Written exercise:
Gather every line of the entries that includes the word "типа".

--------------------------------------------------

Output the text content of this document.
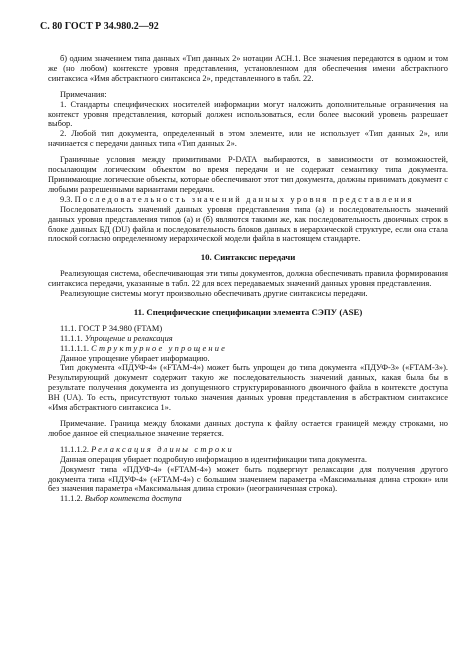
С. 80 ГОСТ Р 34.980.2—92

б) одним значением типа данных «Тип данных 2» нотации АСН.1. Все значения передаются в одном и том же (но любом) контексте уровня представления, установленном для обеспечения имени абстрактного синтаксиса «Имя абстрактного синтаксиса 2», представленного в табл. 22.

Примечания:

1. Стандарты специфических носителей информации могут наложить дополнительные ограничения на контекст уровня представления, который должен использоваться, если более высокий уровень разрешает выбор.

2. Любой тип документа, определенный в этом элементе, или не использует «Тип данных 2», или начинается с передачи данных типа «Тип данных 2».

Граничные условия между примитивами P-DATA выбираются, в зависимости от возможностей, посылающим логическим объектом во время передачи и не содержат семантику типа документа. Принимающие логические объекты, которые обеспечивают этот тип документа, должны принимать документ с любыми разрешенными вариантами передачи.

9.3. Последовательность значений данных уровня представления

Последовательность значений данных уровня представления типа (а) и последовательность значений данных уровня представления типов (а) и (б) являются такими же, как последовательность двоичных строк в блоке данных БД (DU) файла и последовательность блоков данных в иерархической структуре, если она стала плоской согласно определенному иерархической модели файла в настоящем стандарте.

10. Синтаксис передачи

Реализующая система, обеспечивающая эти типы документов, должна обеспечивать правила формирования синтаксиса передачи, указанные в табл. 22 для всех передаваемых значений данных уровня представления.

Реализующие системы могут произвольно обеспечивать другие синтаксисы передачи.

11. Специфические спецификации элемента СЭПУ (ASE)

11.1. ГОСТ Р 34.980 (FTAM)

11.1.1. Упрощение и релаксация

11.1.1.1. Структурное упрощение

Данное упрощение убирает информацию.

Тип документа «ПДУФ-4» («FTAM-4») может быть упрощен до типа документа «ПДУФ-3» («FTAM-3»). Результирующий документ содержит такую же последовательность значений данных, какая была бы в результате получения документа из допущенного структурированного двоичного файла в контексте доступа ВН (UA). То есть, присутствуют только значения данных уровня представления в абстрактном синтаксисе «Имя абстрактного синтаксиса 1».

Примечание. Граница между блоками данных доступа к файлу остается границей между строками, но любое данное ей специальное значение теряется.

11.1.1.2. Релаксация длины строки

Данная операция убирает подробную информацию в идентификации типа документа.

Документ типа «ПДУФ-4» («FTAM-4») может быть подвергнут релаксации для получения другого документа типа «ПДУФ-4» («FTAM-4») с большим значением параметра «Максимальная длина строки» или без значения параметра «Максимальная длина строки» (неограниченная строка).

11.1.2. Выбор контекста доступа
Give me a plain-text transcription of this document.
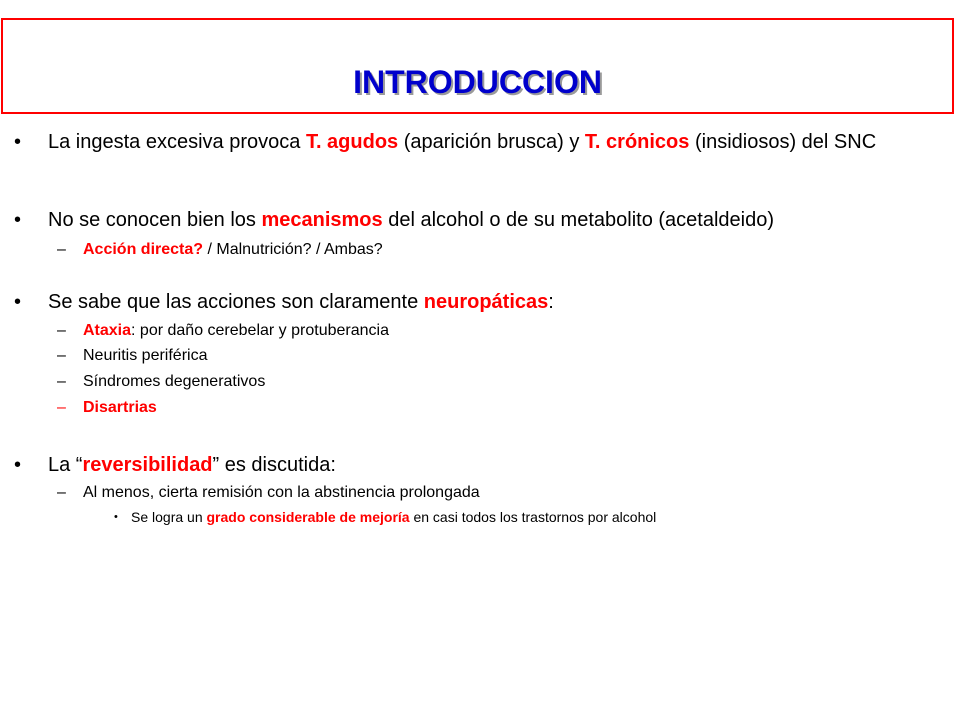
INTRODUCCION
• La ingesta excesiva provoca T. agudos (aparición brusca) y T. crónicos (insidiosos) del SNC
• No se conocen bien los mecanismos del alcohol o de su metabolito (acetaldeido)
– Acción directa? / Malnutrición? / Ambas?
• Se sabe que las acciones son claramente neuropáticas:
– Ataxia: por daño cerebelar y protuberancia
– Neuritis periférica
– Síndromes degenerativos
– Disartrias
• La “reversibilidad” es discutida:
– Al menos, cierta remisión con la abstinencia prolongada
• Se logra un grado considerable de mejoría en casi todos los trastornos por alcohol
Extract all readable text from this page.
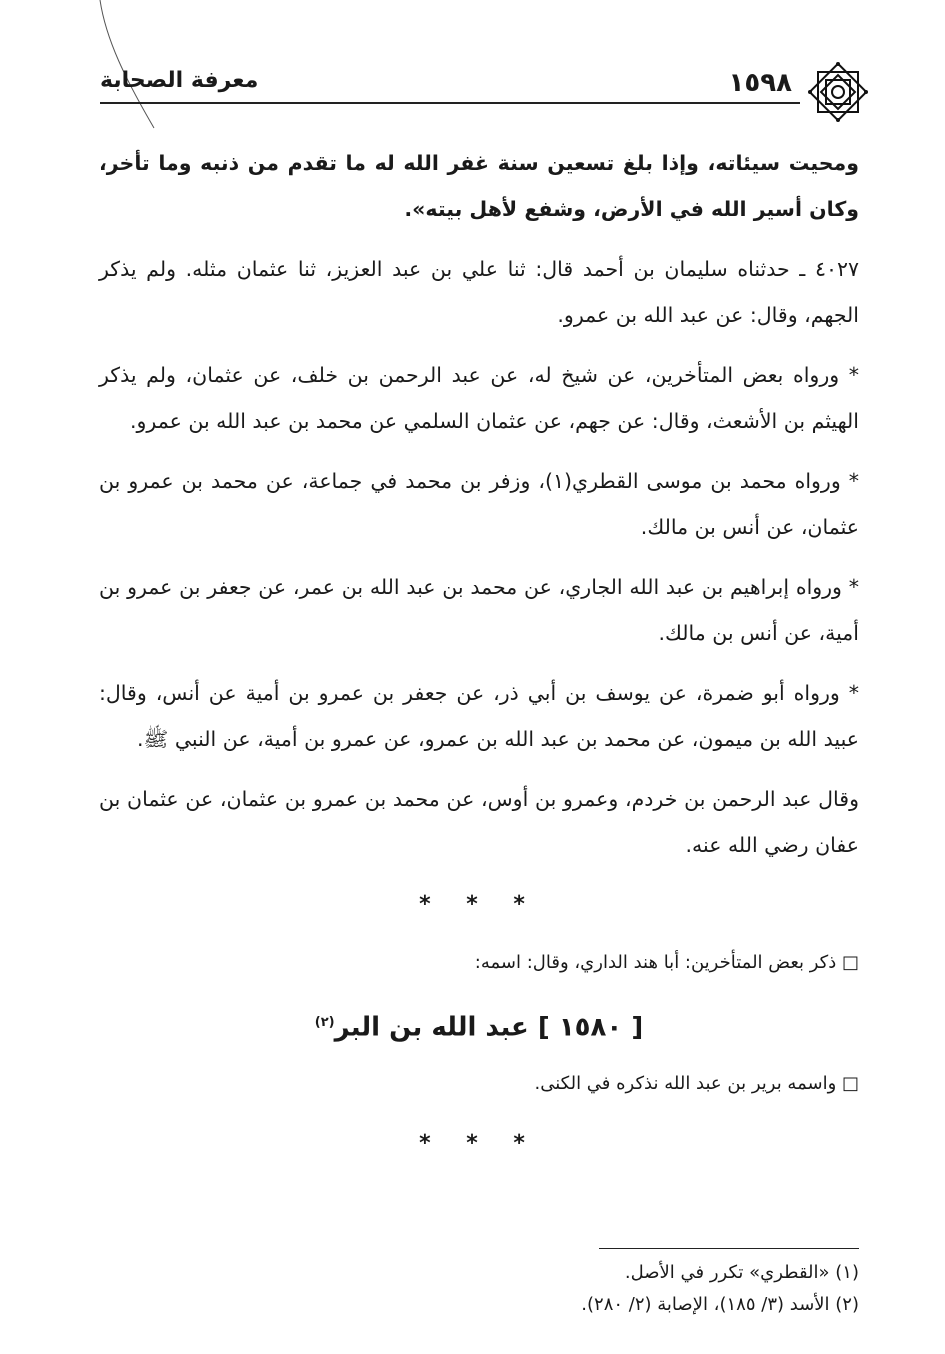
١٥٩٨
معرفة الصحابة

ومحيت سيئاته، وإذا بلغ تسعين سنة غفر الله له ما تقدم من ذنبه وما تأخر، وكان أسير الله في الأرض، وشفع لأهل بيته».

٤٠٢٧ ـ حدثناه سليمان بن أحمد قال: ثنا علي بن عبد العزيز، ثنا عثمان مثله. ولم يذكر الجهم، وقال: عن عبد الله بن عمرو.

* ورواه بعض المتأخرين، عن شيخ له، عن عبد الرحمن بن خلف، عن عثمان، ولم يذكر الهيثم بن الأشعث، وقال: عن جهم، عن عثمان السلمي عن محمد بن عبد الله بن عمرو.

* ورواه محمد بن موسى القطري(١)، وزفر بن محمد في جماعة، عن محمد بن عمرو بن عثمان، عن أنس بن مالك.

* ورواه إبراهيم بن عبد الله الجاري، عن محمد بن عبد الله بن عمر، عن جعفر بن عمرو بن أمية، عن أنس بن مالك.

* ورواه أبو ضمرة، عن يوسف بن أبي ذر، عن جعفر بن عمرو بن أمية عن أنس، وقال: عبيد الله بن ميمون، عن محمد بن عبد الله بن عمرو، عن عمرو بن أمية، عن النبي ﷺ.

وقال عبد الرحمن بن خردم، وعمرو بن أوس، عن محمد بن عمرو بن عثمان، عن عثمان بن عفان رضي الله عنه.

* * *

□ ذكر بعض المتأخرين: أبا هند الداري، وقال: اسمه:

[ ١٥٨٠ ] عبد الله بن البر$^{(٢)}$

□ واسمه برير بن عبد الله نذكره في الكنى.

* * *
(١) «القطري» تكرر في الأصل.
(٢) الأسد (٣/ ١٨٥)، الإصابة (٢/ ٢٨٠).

--------------------------------------------------

Answer to the exercise:
б) одним значением типа данных «Тип данных 2» нотации АСН.1. Все значения передаются в одном и том же (но любом) контексте уровня представления, установленном для обеспечения имени абстрактного синтаксиса «Имя абстрактного синтаксиса 2», представленного в табл. 22.
2. Любой тип документа, определенный в этом элементе, или не использует «Тип данных 2», или начинается с передачи данных типа «Тип данных 2».
Граничные условия между примитивами P-DATA выбираются, в зависимости от возможностей, посылающим логическим объектом во время передачи и не содержат семантику типа документа. Принимающие логические объекты, которые обеспечивают этот тип документа, должны принимать документ с любыми разрешенными вариантами передачи.
Последовательность значений данных уровня представления типа (а) и последовательность значений данных уровня представления типов (а) и (б) являются такими же, как последовательность двоичных строк в блоке данных БД (DU) файла и последовательность блоков данных в иерархической структуре, если она стала плоской согласно определенному иерархической модели файла в настоящем стандарте.
Тип документа «ПДУФ-4» («FTAM-4») может быть упрощен до типа документа «ПДУФ-3» («FTAM-3»). Результирующий документ содержит такую же последовательность значений данных, какая была бы в результате получения документа из допущенного структурированного двоичного файла в контексте доступа ВН (UA). То есть, присутствуют только значения данных уровня представления в абстрактном синтаксисе «Имя абстрактного синтаксиса 1».
Данная операция убирает подробную информацию в идентификации типа документа.
Документ типа «ПДУФ-4» («FTAM-4») может быть подвергнут релаксации для получения другого документа типа «ПДУФ-4» («FTAM-4») с большим значением параметра «Максимальная длина строки» или без значения параметра «Максимальная длина строки» (неограниченная строка).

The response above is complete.